» **Required work**
Could the lines from the one with "Read this page and output its text content." through the end of the listing be restated exactly, with nothing else included?

» **Data lines**
........
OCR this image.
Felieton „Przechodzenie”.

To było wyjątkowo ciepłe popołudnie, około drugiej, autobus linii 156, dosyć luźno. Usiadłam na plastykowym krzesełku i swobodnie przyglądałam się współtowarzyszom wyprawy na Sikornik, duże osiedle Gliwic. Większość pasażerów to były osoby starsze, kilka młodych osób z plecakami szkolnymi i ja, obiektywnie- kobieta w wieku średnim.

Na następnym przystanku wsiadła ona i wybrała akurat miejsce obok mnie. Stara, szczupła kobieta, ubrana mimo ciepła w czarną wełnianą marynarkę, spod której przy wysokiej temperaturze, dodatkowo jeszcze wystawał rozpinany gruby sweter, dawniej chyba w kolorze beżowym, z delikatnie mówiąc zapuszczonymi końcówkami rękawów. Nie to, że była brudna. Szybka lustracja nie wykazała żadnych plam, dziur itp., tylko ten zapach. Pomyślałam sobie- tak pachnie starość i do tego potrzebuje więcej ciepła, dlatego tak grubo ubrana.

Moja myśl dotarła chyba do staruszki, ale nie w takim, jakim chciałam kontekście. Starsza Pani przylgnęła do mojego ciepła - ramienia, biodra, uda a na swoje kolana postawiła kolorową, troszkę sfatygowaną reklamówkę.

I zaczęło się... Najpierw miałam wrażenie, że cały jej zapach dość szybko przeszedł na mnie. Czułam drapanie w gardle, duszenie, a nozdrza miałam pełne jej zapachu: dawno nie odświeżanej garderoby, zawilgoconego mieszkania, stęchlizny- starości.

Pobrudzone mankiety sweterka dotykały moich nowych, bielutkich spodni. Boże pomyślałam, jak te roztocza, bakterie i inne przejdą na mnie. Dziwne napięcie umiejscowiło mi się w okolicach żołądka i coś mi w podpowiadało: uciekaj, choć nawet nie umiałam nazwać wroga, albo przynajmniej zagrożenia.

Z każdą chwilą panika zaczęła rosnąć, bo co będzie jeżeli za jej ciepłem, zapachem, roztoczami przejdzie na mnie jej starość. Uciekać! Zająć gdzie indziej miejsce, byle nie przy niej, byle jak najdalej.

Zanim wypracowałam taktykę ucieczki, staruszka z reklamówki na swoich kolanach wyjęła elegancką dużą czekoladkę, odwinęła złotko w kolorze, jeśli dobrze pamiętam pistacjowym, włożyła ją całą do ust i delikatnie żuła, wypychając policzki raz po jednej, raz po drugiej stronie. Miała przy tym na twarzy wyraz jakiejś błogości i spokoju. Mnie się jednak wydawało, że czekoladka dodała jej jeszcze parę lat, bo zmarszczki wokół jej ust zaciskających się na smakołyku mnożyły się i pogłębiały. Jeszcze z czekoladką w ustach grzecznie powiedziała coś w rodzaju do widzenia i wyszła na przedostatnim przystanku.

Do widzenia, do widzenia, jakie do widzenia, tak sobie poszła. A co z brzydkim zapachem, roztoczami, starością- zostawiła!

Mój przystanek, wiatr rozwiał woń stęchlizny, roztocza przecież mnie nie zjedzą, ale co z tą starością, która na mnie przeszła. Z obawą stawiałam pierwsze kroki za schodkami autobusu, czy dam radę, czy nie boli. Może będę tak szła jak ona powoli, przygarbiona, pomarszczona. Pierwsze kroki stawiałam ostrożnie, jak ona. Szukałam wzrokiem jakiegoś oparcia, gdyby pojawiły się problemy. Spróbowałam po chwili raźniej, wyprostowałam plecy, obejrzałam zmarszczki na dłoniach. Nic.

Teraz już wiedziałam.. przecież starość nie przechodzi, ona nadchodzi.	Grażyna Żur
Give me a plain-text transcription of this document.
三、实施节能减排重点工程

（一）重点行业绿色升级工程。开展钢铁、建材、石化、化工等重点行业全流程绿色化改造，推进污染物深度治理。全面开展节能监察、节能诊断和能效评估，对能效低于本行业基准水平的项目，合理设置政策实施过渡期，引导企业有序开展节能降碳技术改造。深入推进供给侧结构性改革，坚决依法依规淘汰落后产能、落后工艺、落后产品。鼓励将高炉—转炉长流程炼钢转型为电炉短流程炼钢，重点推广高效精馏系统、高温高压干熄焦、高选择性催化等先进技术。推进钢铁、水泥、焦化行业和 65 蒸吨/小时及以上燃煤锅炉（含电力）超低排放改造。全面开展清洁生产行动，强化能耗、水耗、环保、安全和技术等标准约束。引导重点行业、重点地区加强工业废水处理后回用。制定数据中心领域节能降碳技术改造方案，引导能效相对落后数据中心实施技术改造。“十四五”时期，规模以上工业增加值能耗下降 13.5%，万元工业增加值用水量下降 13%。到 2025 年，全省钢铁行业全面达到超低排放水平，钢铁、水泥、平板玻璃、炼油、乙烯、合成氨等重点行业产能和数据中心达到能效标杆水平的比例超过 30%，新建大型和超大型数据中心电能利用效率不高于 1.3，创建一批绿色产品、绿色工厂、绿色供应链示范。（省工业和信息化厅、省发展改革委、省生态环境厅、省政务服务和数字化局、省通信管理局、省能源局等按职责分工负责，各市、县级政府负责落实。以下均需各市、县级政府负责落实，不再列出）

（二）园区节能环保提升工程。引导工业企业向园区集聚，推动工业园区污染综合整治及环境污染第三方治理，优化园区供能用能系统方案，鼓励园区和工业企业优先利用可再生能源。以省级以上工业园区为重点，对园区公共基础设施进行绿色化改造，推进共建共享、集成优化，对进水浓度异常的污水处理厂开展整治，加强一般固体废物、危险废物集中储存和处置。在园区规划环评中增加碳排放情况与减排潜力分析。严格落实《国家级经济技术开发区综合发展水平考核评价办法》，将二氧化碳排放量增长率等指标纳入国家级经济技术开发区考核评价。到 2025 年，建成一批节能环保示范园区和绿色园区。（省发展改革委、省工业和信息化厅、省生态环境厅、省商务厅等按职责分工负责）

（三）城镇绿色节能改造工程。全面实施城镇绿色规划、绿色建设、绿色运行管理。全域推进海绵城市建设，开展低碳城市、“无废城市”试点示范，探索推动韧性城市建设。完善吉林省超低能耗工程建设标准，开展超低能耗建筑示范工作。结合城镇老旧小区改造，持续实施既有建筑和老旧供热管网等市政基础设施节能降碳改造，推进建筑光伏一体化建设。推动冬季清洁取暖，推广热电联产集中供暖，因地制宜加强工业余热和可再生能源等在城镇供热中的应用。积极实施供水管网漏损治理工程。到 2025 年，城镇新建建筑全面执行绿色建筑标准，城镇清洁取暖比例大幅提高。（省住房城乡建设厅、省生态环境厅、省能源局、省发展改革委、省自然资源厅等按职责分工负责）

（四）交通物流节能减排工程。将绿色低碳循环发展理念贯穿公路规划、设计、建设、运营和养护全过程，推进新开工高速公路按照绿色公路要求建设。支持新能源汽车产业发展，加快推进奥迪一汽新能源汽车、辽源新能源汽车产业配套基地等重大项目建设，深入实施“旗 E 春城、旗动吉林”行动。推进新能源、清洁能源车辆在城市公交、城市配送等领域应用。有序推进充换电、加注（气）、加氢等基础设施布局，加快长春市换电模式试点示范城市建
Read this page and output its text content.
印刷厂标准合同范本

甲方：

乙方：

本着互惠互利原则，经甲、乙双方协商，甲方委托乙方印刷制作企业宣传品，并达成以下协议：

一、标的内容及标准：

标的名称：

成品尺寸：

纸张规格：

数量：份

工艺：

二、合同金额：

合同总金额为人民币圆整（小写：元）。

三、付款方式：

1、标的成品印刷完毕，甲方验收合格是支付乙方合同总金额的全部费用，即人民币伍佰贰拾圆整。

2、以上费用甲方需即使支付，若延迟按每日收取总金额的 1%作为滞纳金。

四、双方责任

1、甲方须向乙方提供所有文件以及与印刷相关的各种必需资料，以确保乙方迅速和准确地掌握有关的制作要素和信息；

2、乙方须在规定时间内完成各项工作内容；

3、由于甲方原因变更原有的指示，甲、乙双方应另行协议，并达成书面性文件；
........
» **Solved problem**
Read this page and output its text content.
印刷厂标准合同范本

甲方：

乙方：

本着互惠互利原则，经甲、乙双方协商，甲方委托乙方印刷制作企业宣传品，并达成以下协议：

一、标的内容及标准：

标的名称：

成品尺寸：

纸张规格：

数量：份

工艺：

二、合同金额：

合同总金额为人民币圆整（小写：元）。

三、付款方式：

1、标的成品印刷完毕，甲方验收合格是支付乙方合同总金额的全部费用，即人民币伍佰贰拾圆整。

2、以上费用甲方需即使支付，若延迟按每日收取总金额的 1%作为滞纳金。

四、双方责任

1、甲方须向乙方提供所有文件以及与印刷相关的各种必需资料，以确保乙方迅速和准确地掌握有关的制作要素和信息；

2、乙方须在规定时间内完成各项工作内容；

3、由于甲方原因变更原有的指示，甲、乙双方应另行协议，并达成书面性文件；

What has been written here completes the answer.